(Collected data)
·····

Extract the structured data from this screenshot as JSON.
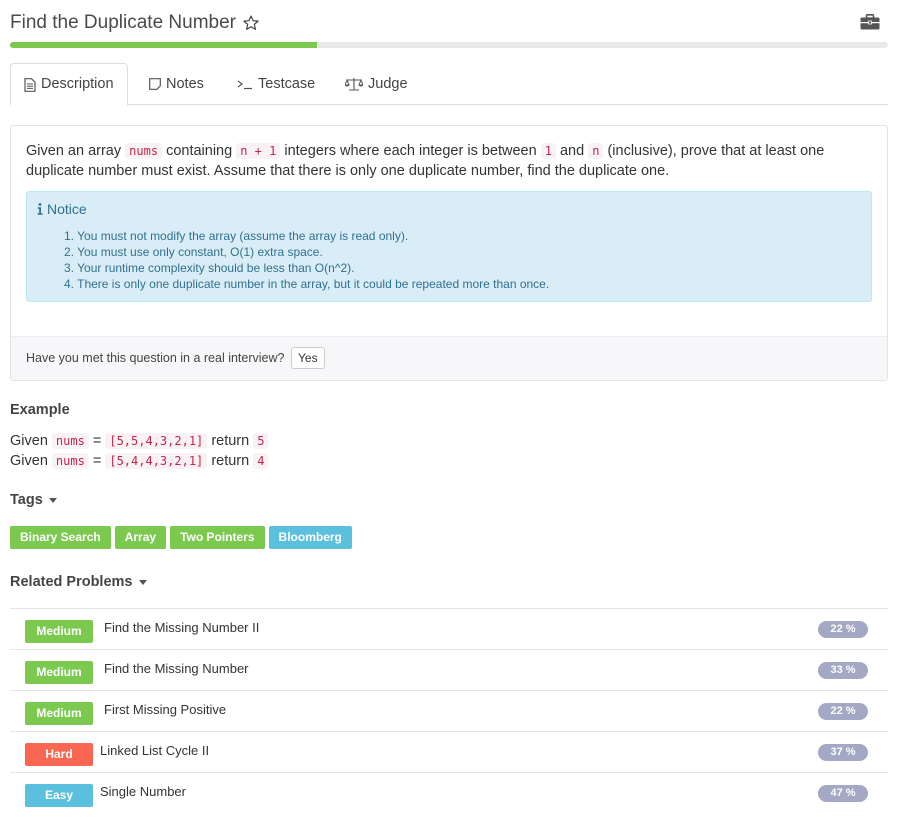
{
  "header": {
    "title": "Find the Duplicate Number",
    "star_icon": "star-outline-icon",
    "briefcase_icon": "briefcase-icon"
  },
  "progress": {
    "value_percent": 35,
    "color": "#7cc94f"
  },
  "tabs": [
    {
      "label": "Description",
      "icon": "document-icon",
      "active": true
    },
    {
      "label": "Notes",
      "icon": "note-icon",
      "active": false
    },
    {
      "label": "Testcase",
      "icon": "terminal-icon",
      "active": false
    },
    {
      "label": "Judge",
      "icon": "scale-icon",
      "active": false
    }
  ],
  "description": {
    "t1": "Given an array ",
    "c1": "nums",
    "t2": " containing ",
    "c2": "n + 1",
    "t3": " integers where each integer is between ",
    "c3": "1",
    "t4": " and ",
    "c4": "n",
    "t5": " (inclusive), prove that at least one duplicate number must exist. Assume that there is only one duplicate number, find the duplicate one."
  },
  "notice": {
    "title": "Notice",
    "items": [
      "1. You must not modify the array (assume the array is read only).",
      "2. You must use only constant, O(1) extra space.",
      "3. Your runtime complexity should be less than O(n^2).",
      "4. There is only one duplicate number in the array, but it could be repeated more than once."
    ],
    "bg_color": "#d9edf7"
  },
  "interview": {
    "question": "Have you met this question in a real interview?",
    "yes_label": "Yes"
  },
  "example": {
    "title": "Example",
    "lines": [
      {
        "given": "Given",
        "var": "nums",
        "eq": "=",
        "array": "[5,5,4,3,2,1]",
        "ret": "return",
        "value": "5"
      },
      {
        "given": "Given",
        "var": "nums",
        "eq": "=",
        "array": "[5,4,4,3,2,1]",
        "ret": "return",
        "value": "4"
      }
    ]
  },
  "tags": {
    "title": "Tags",
    "items": [
      {
        "label": "Binary Search",
        "color": "#7cc94f"
      },
      {
        "label": "Array",
        "color": "#7cc94f"
      },
      {
        "label": "Two Pointers",
        "color": "#7cc94f"
      },
      {
        "label": "Bloomberg",
        "color": "#5bc0de"
      }
    ]
  },
  "related": {
    "title": "Related Problems",
    "items": [
      {
        "difficulty": "Medium",
        "color": "#7cc94f",
        "name": "Find the Missing Number II",
        "percent": "22 %"
      },
      {
        "difficulty": "Medium",
        "color": "#7cc94f",
        "name": "Find the Missing Number",
        "percent": "33 %"
      },
      {
        "difficulty": "Medium",
        "color": "#7cc94f",
        "name": "First Missing Positive",
        "percent": "22 %"
      },
      {
        "difficulty": "Hard",
        "color": "#f96753",
        "name": "Linked List Cycle II",
        "percent": "37 %"
      },
      {
        "difficulty": "Easy",
        "color": "#5bc0de",
        "name": "Single Number",
        "percent": "47 %"
      }
    ]
  }
}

·····

• _Instructions for the task_
Give the entries again without a single change, but with no pictures.

• _Task response_
Extract the structured data from this screenshot as JSON.
{
  "header": {
    "title": "Find the Duplicate Number",
    "star_icon": "star-outline-icon",
    "briefcase_icon": "briefcase-icon"
  },
  "progress": {
    "value_percent": 35,
    "color": "#7cc94f"
  },
  "tabs": [
    {
      "label": "Description",
      "icon": "document-icon",
      "active": true
    },
    {
      "label": "Notes",
      "icon": "note-icon",
      "active": false
    },
    {
      "label": "Testcase",
      "icon": "terminal-icon",
      "active": false
    },
    {
      "label": "Judge",
      "icon": "scale-icon",
      "active": false
    }
  ],
  "description": {
    "t1": "Given an array ",
    "c1": "nums",
    "t2": " containing ",
    "c2": "n + 1",
    "t3": " integers where each integer is between ",
    "c3": "1",
    "t4": " and ",
    "c4": "n",
    "t5": " (inclusive), prove that at least one duplicate number must exist. Assume that there is only one duplicate number, find the duplicate one."
  },
  "notice": {
    "title": "Notice",
    "items": [
      "1. You must not modify the array (assume the array is read only).",
      "2. You must use only constant, O(1) extra space.",
      "3. Your runtime complexity should be less than O(n^2).",
      "4. There is only one duplicate number in the array, but it could be repeated more than once."
    ],
    "bg_color": "#d9edf7"
  },
  "interview": {
    "question": "Have you met this question in a real interview?",
    "yes_label": "Yes"
  },
  "example": {
    "title": "Example",
    "lines": [
      {
        "given": "Given",
        "var": "nums",
        "eq": "=",
        "array": "[5,5,4,3,2,1]",
        "ret": "return",
        "value": "5"
      },
      {
        "given": "Given",
        "var": "nums",
        "eq": "=",
        "array": "[5,4,4,3,2,1]",
        "ret": "return",
        "value": "4"
      }
    ]
  },
  "tags": {
    "title": "Tags",
    "items": [
      {
        "label": "Binary Search",
        "color": "#7cc94f"
      },
      {
        "label": "Array",
        "color": "#7cc94f"
      },
      {
        "label": "Two Pointers",
        "color": "#7cc94f"
      },
      {
        "label": "Bloomberg",
        "color": "#5bc0de"
      }
    ]
  },
  "related": {
    "title": "Related Problems",
    "items": [
      {
        "difficulty": "Medium",
        "color": "#7cc94f",
        "name": "Find the Missing Number II",
        "percent": "22 %"
      },
      {
        "difficulty": "Medium",
        "color": "#7cc94f",
        "name": "Find the Missing Number",
        "percent": "33 %"
      },
      {
        "difficulty": "Medium",
        "color": "#7cc94f",
        "name": "First Missing Positive",
        "percent": "22 %"
      },
      {
        "difficulty": "Hard",
        "color": "#f96753",
        "name": "Linked List Cycle II",
        "percent": "37 %"
      },
      {
        "difficulty": "Easy",
        "color": "#5bc0de",
        "name": "Single Number",
        "percent": "47 %"
      }
    ]
  }
}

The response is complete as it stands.